▸ Directions for this task:
Retype all of the listing exactly, passing over any picture you find.

----------------

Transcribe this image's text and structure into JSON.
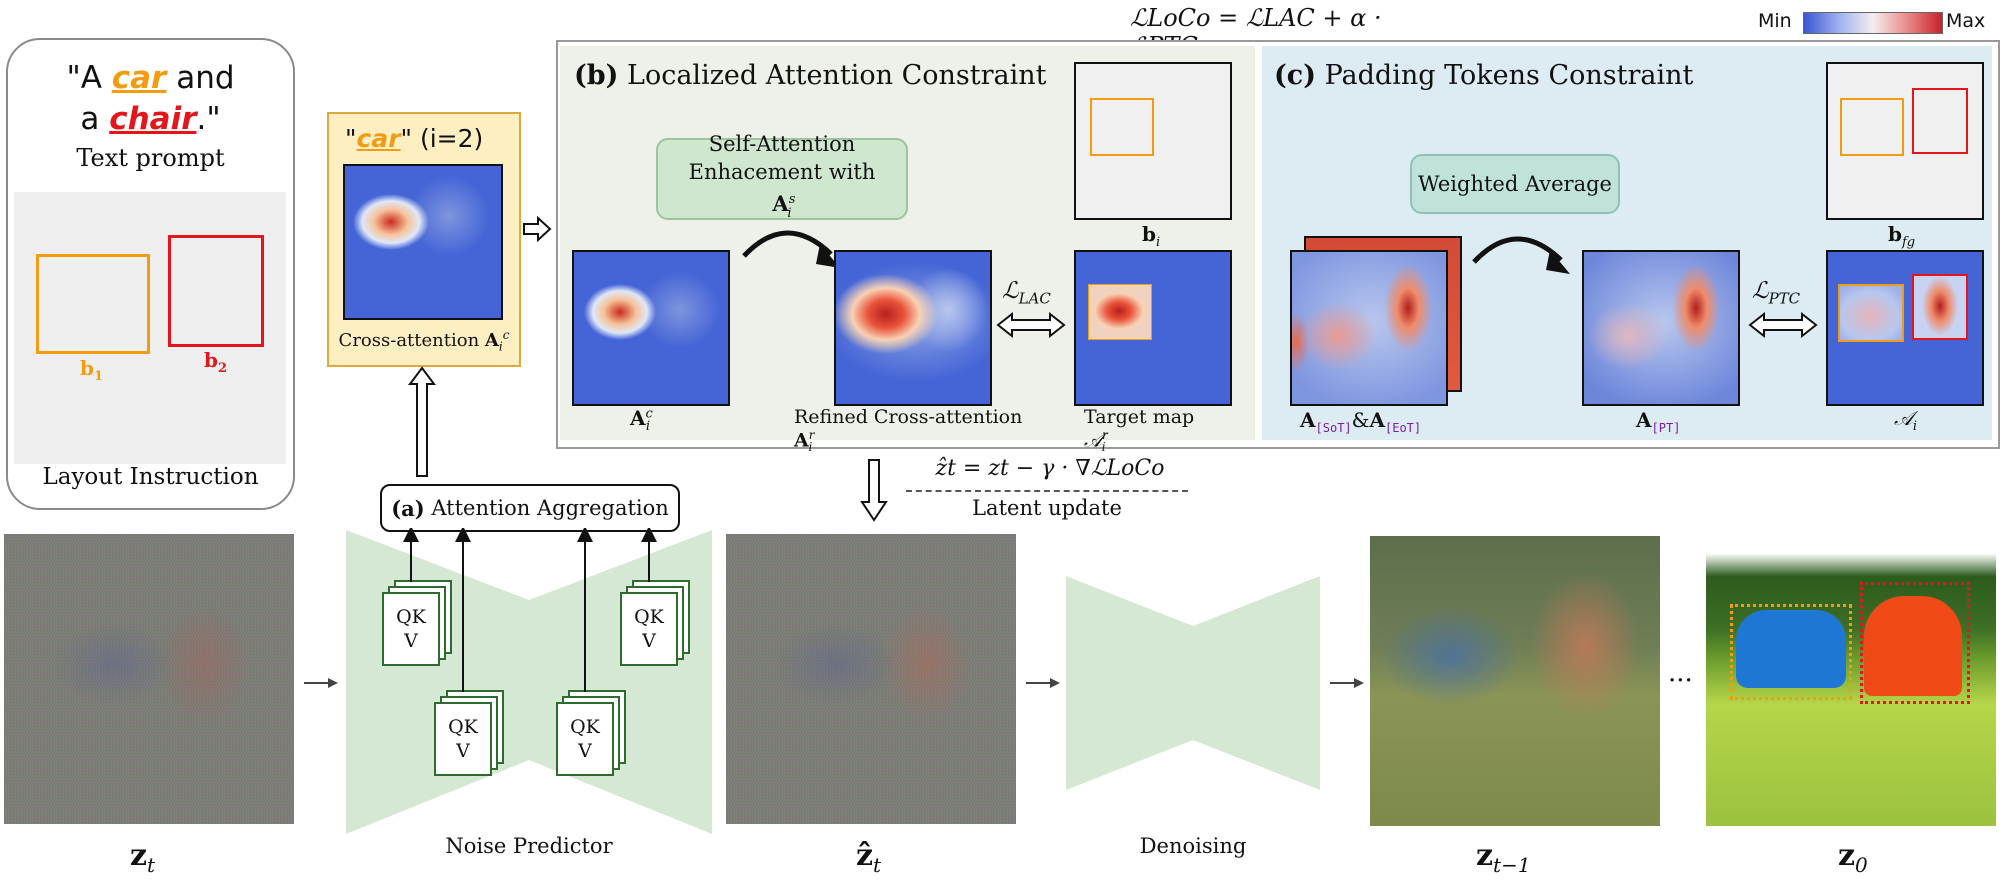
{
  "formula_top": "ℒLoCo = ℒLAC + α · ℒPTC",
  "colorbar": {
    "min": "Min",
    "max": "Max",
    "colors": [
      "#3b56d1",
      "#ffffff",
      "#d32b2b"
    ]
  },
  "prompt": {
    "quote_open": "\"A ",
    "word1": "car",
    "mid": " and",
    "line2_a": "a ",
    "word2": "chair",
    "quote_close": ".\"",
    "caption": "Text prompt",
    "layout_caption": "Layout Instruction",
    "b1": "b",
    "b1_sub": "1",
    "b2": "b",
    "b2_sub": "2",
    "b1_color": "#f39c12",
    "b2_color": "#e4161c"
  },
  "cross_attention": {
    "title_word": "car",
    "title_index": " (i=2)",
    "caption": "Cross-attention ",
    "symbol": "A",
    "sub": "i",
    "sup": "c"
  },
  "panel_b": {
    "label": "(b)",
    "title": "Localized Attention Constraint",
    "self_attention_line1": "Self-Attention",
    "self_attention_line2": "Enhacement with ",
    "self_attention_symbol": "A",
    "self_attention_sub": "i",
    "self_attention_sup": "s",
    "caption_a": "A",
    "caption_a_sub": "i",
    "caption_a_sup": "c",
    "caption_refined": "Refined Cross-attention ",
    "caption_refined_sup": "r",
    "caption_refined_sub": "i",
    "caption_target": "Target map ",
    "caption_target_sym": "𝒜",
    "caption_target_sup": "r",
    "caption_target_sub": "i",
    "caption_bi": "b",
    "caption_bi_sub": "i",
    "loss": "ℒ",
    "loss_sub": "LAC"
  },
  "panel_c": {
    "label": "(c)",
    "title": "Padding Tokens Constraint",
    "weighted_avg": "Weighted Average",
    "caption_sot_a": "A",
    "caption_sot": "[SoT]",
    "caption_amp": "&",
    "caption_eot_a": "A",
    "caption_eot": "[EoT]",
    "caption_pt_a": "A",
    "caption_pt": "[PT]",
    "caption_ai": "𝒜",
    "caption_ai_sub": "i",
    "caption_bfg": "b",
    "caption_bfg_sub": "fg",
    "loss": "ℒ",
    "loss_sub": "PTC"
  },
  "latent_update": {
    "formula": "ẑt = zt − γ · ∇ℒLoCo",
    "caption": "Latent update"
  },
  "aggregation": {
    "label": "(a)",
    "title": "Attention Aggregation"
  },
  "qk_labels": {
    "line1": "QK",
    "line2": "V"
  },
  "bottom": {
    "noise_predictor": "Noise Predictor",
    "denoising": "Denoising",
    "zt": "z",
    "zt_sub": "t",
    "zhat": "ẑ",
    "zhat_sub": "t",
    "zt1": "z",
    "zt1_sub": "t−1",
    "z0": "z",
    "z0_sub": "0",
    "ellipsis": "···"
  }
}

----------------

▸ Final result:
Transcribe this image's text and structure into JSON.
{
  "formula_top": "ℒLoCo = ℒLAC + α · ℒPTC",
  "colorbar": {
    "min": "Min",
    "max": "Max",
    "colors": [
      "#3b56d1",
      "#ffffff",
      "#d32b2b"
    ]
  },
  "prompt": {
    "quote_open": "\"A ",
    "word1": "car",
    "mid": " and",
    "line2_a": "a ",
    "word2": "chair",
    "quote_close": ".\"",
    "caption": "Text prompt",
    "layout_caption": "Layout Instruction",
    "b1": "b",
    "b1_sub": "1",
    "b2": "b",
    "b2_sub": "2",
    "b1_color": "#f39c12",
    "b2_color": "#e4161c"
  },
  "cross_attention": {
    "title_word": "car",
    "title_index": " (i=2)",
    "caption": "Cross-attention ",
    "symbol": "A",
    "sub": "i",
    "sup": "c"
  },
  "panel_b": {
    "label": "(b)",
    "title": "Localized Attention Constraint",
    "self_attention_line1": "Self-Attention",
    "self_attention_line2": "Enhacement with ",
    "self_attention_symbol": "A",
    "self_attention_sub": "i",
    "self_attention_sup": "s",
    "caption_a": "A",
    "caption_a_sub": "i",
    "caption_a_sup": "c",
    "caption_refined": "Refined Cross-attention ",
    "caption_refined_sup": "r",
    "caption_refined_sub": "i",
    "caption_target": "Target map ",
    "caption_target_sym": "𝒜",
    "caption_target_sup": "r",
    "caption_target_sub": "i",
    "caption_bi": "b",
    "caption_bi_sub": "i",
    "loss": "ℒ",
    "loss_sub": "LAC"
  },
  "panel_c": {
    "label": "(c)",
    "title": "Padding Tokens Constraint",
    "weighted_avg": "Weighted Average",
    "caption_sot_a": "A",
    "caption_sot": "[SoT]",
    "caption_amp": "&",
    "caption_eot_a": "A",
    "caption_eot": "[EoT]",
    "caption_pt_a": "A",
    "caption_pt": "[PT]",
    "caption_ai": "𝒜",
    "caption_ai_sub": "i",
    "caption_bfg": "b",
    "caption_bfg_sub": "fg",
    "loss": "ℒ",
    "loss_sub": "PTC"
  },
  "latent_update": {
    "formula": "ẑt = zt − γ · ∇ℒLoCo",
    "caption": "Latent update"
  },
  "aggregation": {
    "label": "(a)",
    "title": "Attention Aggregation"
  },
  "qk_labels": {
    "line1": "QK",
    "line2": "V"
  },
  "bottom": {
    "noise_predictor": "Noise Predictor",
    "denoising": "Denoising",
    "zt": "z",
    "zt_sub": "t",
    "zhat": "ẑ",
    "zhat_sub": "t",
    "zt1": "z",
    "zt1_sub": "t−1",
    "z0": "z",
    "z0_sub": "0",
    "ellipsis": "···"
  }
}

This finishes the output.